◆ **Short task**:
Make an exact copy of all the records.

[start Exercise materials]

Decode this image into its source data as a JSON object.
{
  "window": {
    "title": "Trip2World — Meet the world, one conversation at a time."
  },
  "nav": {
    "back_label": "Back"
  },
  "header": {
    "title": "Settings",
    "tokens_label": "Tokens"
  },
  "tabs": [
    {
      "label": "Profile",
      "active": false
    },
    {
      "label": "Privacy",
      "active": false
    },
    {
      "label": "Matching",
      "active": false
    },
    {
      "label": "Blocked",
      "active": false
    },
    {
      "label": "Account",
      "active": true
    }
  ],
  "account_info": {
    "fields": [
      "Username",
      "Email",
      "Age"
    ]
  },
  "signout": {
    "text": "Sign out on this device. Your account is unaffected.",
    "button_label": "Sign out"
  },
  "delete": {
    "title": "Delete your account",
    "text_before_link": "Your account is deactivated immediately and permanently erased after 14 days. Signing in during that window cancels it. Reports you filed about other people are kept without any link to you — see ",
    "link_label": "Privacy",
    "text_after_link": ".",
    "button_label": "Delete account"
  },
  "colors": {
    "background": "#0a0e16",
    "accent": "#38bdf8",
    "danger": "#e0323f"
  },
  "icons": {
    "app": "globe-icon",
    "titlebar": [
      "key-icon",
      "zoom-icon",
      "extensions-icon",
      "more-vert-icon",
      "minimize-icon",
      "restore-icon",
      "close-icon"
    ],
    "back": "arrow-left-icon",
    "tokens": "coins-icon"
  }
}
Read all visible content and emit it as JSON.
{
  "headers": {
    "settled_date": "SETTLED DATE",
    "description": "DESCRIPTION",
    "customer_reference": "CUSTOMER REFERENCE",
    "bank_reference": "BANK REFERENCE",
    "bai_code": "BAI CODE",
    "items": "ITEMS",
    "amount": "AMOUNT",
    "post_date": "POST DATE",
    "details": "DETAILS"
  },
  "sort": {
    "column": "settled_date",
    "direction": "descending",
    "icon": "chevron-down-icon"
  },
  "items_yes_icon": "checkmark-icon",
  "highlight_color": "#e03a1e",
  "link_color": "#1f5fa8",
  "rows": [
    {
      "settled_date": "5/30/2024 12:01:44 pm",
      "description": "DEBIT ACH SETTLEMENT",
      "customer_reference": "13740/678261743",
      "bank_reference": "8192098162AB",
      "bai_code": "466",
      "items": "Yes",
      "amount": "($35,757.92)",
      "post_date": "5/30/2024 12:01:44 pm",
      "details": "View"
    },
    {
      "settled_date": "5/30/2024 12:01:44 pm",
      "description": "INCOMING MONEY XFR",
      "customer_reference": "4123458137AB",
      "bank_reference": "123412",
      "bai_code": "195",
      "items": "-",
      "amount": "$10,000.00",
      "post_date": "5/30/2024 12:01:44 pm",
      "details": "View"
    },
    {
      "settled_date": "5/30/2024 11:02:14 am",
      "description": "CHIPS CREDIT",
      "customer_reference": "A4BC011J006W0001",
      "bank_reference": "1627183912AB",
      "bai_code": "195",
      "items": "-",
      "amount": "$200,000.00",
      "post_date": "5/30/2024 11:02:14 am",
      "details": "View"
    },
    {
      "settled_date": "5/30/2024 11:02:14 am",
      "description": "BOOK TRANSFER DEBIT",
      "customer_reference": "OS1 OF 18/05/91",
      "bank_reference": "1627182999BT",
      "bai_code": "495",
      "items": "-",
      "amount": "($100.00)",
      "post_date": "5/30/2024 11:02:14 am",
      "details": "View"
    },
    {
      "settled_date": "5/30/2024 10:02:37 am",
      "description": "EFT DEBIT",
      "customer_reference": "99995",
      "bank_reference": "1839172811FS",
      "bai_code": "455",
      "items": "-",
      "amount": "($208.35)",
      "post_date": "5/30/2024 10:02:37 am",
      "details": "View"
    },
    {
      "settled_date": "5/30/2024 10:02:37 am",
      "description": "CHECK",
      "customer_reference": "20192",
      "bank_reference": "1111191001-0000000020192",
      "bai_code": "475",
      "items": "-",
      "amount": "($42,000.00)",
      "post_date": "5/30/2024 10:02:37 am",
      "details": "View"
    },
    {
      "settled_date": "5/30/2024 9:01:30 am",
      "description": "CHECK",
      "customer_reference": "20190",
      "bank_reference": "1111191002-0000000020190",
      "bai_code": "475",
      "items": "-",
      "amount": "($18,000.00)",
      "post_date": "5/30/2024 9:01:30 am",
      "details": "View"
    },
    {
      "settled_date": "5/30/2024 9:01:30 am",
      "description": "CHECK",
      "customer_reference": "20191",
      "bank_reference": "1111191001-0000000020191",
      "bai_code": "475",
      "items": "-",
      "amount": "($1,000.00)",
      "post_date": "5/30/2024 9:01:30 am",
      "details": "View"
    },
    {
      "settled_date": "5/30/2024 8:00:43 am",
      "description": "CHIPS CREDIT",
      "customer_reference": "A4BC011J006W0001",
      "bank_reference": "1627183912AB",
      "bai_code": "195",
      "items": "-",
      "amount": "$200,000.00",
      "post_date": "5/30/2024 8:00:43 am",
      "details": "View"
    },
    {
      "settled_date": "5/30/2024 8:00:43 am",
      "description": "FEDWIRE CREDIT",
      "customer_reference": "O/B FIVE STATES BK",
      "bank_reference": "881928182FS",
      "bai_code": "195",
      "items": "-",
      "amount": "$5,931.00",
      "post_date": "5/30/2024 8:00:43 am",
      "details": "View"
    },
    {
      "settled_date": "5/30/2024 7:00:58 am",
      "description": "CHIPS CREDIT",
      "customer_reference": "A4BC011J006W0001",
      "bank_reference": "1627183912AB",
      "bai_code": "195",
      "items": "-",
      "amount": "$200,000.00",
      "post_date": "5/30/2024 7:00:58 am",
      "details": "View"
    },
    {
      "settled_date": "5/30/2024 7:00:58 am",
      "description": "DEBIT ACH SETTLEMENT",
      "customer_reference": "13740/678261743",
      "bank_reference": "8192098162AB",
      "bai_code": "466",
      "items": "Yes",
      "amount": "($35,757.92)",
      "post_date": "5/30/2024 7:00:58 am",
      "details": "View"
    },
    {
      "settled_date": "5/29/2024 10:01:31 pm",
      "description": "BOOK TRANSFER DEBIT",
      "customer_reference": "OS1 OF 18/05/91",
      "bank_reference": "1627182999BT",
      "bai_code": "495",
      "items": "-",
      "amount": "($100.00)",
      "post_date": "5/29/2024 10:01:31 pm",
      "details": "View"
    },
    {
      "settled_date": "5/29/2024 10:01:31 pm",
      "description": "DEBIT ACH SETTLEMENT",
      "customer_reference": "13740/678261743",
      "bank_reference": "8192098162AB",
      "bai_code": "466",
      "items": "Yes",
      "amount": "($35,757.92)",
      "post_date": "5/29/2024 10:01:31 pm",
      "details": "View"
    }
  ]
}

[end Exercise materials]

◆ **Task response**:
Decode this image into its source data as a JSON object.
{
  "window": {
    "title": "Trip2World — Meet the world, one conversation at a time."
  },
  "nav": {
    "back_label": "Back"
  },
  "header": {
    "title": "Settings",
    "tokens_label": "Tokens"
  },
  "tabs": [
    {
      "label": "Profile",
      "active": false
    },
    {
      "label": "Privacy",
      "active": false
    },
    {
      "label": "Matching",
      "active": false
    },
    {
      "label": "Blocked",
      "active": false
    },
    {
      "label": "Account",
      "active": true
    }
  ],
  "account_info": {
    "fields": [
      "Username",
      "Email",
      "Age"
    ]
  },
  "signout": {
    "text": "Sign out on this device. Your account is unaffected.",
    "button_label": "Sign out"
  },
  "delete": {
    "title": "Delete your account",
    "text_before_link": "Your account is deactivated immediately and permanently erased after 14 days. Signing in during that window cancels it. Reports you filed about other people are kept without any link to you — see ",
    "link_label": "Privacy",
    "text_after_link": ".",
    "button_label": "Delete account"
  },
  "colors": {
    "background": "#0a0e16",
    "accent": "#38bdf8",
    "danger": "#e0323f"
  },
  "icons": {
    "app": "globe-icon",
    "titlebar": [
      "key-icon",
      "zoom-icon",
      "extensions-icon",
      "more-vert-icon",
      "minimize-icon",
      "restore-icon",
      "close-icon"
    ],
    "back": "arrow-left-icon",
    "tokens": "coins-icon"
  }
}
Read all visible content and emit it as JSON.
{
  "headers": {
    "settled_date": "SETTLED DATE",
    "description": "DESCRIPTION",
    "customer_reference": "CUSTOMER REFERENCE",
    "bank_reference": "BANK REFERENCE",
    "bai_code": "BAI CODE",
    "items": "ITEMS",
    "amount": "AMOUNT",
    "post_date": "POST DATE",
    "details": "DETAILS"
  },
  "sort": {
    "column": "settled_date",
    "direction": "descending",
    "icon": "chevron-down-icon"
  },
  "items_yes_icon": "checkmark-icon",
  "highlight_color": "#e03a1e",
  "link_color": "#1f5fa8",
  "rows": [
    {
      "settled_date": "5/30/2024 12:01:44 pm",
      "description": "DEBIT ACH SETTLEMENT",
      "customer_reference": "13740/678261743",
      "bank_reference": "8192098162AB",
      "bai_code": "466",
      "items": "Yes",
      "amount": "($35,757.92)",
      "post_date": "5/30/2024 12:01:44 pm",
      "details": "View"
    },
    {
      "settled_date": "5/30/2024 12:01:44 pm",
      "description": "INCOMING MONEY XFR",
      "customer_reference": "4123458137AB",
      "bank_reference": "123412",
      "bai_code": "195",
      "items": "-",
      "amount": "$10,000.00",
      "post_date": "5/30/2024 12:01:44 pm",
      "details": "View"
    },
    {
      "settled_date": "5/30/2024 11:02:14 am",
      "description": "CHIPS CREDIT",
      "customer_reference": "A4BC011J006W0001",
      "bank_reference": "1627183912AB",
      "bai_code": "195",
      "items": "-",
      "amount": "$200,000.00",
      "post_date": "5/30/2024 11:02:14 am",
      "details": "View"
    },
    {
      "settled_date": "5/30/2024 11:02:14 am",
      "description": "BOOK TRANSFER DEBIT",
      "customer_reference": "OS1 OF 18/05/91",
      "bank_reference": "1627182999BT",
      "bai_code": "495",
      "items": "-",
      "amount": "($100.00)",
      "post_date": "5/30/2024 11:02:14 am",
      "details": "View"
    },
    {
      "settled_date": "5/30/2024 10:02:37 am",
      "description": "EFT DEBIT",
      "customer_reference": "99995",
      "bank_reference": "1839172811FS",
      "bai_code": "455",
      "items": "-",
      "amount": "($208.35)",
      "post_date": "5/30/2024 10:02:37 am",
      "details": "View"
    },
    {
      "settled_date": "5/30/2024 10:02:37 am",
      "description": "CHECK",
      "customer_reference": "20192",
      "bank_reference": "1111191001-0000000020192",
      "bai_code": "475",
      "items": "-",
      "amount": "($42,000.00)",
      "post_date": "5/30/2024 10:02:37 am",
      "details": "View"
    },
    {
      "settled_date": "5/30/2024 9:01:30 am",
      "description": "CHECK",
      "customer_reference": "20190",
      "bank_reference": "1111191002-0000000020190",
      "bai_code": "475",
      "items": "-",
      "amount": "($18,000.00)",
      "post_date": "5/30/2024 9:01:30 am",
      "details": "View"
    },
    {
      "settled_date": "5/30/2024 9:01:30 am",
      "description": "CHECK",
      "customer_reference": "20191",
      "bank_reference": "1111191001-0000000020191",
      "bai_code": "475",
      "items": "-",
      "amount": "($1,000.00)",
      "post_date": "5/30/2024 9:01:30 am",
      "details": "View"
    },
    {
      "settled_date": "5/30/2024 8:00:43 am",
      "description": "CHIPS CREDIT",
      "customer_reference": "A4BC011J006W0001",
      "bank_reference": "1627183912AB",
      "bai_code": "195",
      "items": "-",
      "amount": "$200,000.00",
      "post_date": "5/30/2024 8:00:43 am",
      "details": "View"
    },
    {
      "settled_date": "5/30/2024 8:00:43 am",
      "description": "FEDWIRE CREDIT",
      "customer_reference": "O/B FIVE STATES BK",
      "bank_reference": "881928182FS",
      "bai_code": "195",
      "items": "-",
      "amount": "$5,931.00",
      "post_date": "5/30/2024 8:00:43 am",
      "details": "View"
    },
    {
      "settled_date": "5/30/2024 7:00:58 am",
      "description": "CHIPS CREDIT",
      "customer_reference": "A4BC011J006W0001",
      "bank_reference": "1627183912AB",
      "bai_code": "195",
      "items": "-",
      "amount": "$200,000.00",
      "post_date": "5/30/2024 7:00:58 am",
      "details": "View"
    },
    {
      "settled_date": "5/30/2024 7:00:58 am",
      "description": "DEBIT ACH SETTLEMENT",
      "customer_reference": "13740/678261743",
      "bank_reference": "8192098162AB",
      "bai_code": "466",
      "items": "Yes",
      "amount": "($35,757.92)",
      "post_date": "5/30/2024 7:00:58 am",
      "details": "View"
    },
    {
      "settled_date": "5/29/2024 10:01:31 pm",
      "description": "BOOK TRANSFER DEBIT",
      "customer_reference": "OS1 OF 18/05/91",
      "bank_reference": "1627182999BT",
      "bai_code": "495",
      "items": "-",
      "amount": "($100.00)",
      "post_date": "5/29/2024 10:01:31 pm",
      "details": "View"
    },
    {
      "settled_date": "5/29/2024 10:01:31 pm",
      "description": "DEBIT ACH SETTLEMENT",
      "customer_reference": "13740/678261743",
      "bank_reference": "8192098162AB",
      "bai_code": "466",
      "items": "Yes",
      "amount": "($35,757.92)",
      "post_date": "5/29/2024 10:01:31 pm",
      "details": "View"
    }
  ]
}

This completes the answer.